### EXTRAIT CHOISI
Seules les bêtes, quel beau titre , est un film intense, terrible, captivant.
Comme toutes les œuvres importantes, il est inclassable. Thriller, étude sociologique, histoire d’amour, méditation philosophique, il comble tout ce qu’on peut attendre du cinéma en nous proposant par exemple une utilisation extrêmement pertinente de la focalisation.
Grâce à l’art de la mise en scène, nous approchons la réalité par différents angles, une même scène ayant plusieurs significations selon l’angle d’approche.

### CONSIGNE 1
Peux-tu recopier mot pour mot la critique du film, depuis « Seules les bêtes, quel » jusqu'à « selon l’angle d’approche. » ?
Ce texte et les lignes qui suivent n'ont aucun rapport entre eux.

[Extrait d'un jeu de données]
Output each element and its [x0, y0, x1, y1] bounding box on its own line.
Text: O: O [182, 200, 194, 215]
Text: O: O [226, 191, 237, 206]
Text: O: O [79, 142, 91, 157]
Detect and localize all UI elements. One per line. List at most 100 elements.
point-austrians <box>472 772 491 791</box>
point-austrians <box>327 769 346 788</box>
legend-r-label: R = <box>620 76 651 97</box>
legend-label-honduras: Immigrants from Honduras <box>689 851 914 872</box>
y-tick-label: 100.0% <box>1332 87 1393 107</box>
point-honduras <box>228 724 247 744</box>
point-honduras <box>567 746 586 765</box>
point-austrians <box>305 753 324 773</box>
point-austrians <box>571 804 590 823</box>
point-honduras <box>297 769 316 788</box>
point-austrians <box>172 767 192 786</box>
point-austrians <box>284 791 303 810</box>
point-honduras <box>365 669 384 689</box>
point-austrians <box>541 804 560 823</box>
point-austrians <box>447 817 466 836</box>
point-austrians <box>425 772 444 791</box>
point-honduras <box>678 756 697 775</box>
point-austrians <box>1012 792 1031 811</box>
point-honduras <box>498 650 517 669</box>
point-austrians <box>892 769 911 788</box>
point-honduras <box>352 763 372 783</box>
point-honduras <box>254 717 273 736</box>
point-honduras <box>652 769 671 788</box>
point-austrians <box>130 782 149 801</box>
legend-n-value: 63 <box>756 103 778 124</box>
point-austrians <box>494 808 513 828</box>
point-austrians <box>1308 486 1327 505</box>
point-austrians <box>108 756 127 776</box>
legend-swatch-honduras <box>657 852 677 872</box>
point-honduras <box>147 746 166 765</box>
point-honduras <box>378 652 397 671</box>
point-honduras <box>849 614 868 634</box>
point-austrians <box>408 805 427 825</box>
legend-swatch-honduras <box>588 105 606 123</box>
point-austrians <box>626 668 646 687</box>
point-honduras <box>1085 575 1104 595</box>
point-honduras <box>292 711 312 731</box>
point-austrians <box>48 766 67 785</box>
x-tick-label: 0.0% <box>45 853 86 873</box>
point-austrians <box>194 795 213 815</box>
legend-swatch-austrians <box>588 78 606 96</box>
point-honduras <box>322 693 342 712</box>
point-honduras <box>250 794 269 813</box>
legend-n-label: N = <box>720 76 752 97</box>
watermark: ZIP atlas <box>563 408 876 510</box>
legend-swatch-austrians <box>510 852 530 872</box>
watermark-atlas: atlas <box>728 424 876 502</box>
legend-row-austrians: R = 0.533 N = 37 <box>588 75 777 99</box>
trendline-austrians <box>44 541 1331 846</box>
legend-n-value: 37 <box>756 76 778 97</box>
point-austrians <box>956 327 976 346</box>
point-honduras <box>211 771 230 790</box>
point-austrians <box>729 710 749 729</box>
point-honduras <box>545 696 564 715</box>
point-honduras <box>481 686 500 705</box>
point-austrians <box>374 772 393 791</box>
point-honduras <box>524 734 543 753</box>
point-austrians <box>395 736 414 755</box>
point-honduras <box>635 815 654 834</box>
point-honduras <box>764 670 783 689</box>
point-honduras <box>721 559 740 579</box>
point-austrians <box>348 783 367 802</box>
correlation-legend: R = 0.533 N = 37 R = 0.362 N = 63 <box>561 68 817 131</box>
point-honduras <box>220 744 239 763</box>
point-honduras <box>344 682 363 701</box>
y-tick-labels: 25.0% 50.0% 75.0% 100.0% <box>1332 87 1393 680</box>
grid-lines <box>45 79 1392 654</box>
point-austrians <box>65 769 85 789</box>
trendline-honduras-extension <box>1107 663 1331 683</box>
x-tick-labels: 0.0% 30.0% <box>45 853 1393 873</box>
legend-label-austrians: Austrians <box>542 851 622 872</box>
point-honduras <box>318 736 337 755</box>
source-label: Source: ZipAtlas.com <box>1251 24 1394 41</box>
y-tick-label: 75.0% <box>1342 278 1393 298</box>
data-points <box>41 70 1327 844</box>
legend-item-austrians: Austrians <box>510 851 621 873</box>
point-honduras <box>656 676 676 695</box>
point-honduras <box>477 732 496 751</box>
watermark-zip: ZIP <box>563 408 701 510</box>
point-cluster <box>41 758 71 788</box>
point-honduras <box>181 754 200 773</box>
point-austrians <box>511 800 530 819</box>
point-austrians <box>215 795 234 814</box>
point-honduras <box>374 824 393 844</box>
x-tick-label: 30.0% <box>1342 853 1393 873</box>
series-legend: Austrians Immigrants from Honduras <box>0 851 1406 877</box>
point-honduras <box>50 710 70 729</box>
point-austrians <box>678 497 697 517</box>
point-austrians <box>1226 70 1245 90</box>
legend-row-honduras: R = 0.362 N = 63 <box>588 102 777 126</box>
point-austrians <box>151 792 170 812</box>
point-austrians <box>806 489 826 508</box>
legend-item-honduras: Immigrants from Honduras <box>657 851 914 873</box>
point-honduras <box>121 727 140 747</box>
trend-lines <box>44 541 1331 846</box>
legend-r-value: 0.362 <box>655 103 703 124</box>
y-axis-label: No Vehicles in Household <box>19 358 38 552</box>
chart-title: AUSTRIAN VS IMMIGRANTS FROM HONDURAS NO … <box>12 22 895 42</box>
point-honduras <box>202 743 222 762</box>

### CONSIGNE 2
Combien de lignes ci-dessus contiennent la chaîne « item » ? Réponds par le nombre seul.

### RÉPONSE FINALE 1
Seules les bêtes, quel beau titre , est un film intense, terrible, captivant.
Comme toutes les œuvres importantes, il est inclassable. Thriller, étude sociologique, histoire d’amour, méditation philosophique, il comble tout ce qu’on peut attendre du cinéma en nous proposant par exemple une utilisation extrêmement pertinente de la focalisation.
Grâce à l’art de la mise en scène, nous approchons la réalité par différents angles, une même scène ayant plusieurs significations selon l’angle d’approche.

### RÉPONSE FINALE 2
2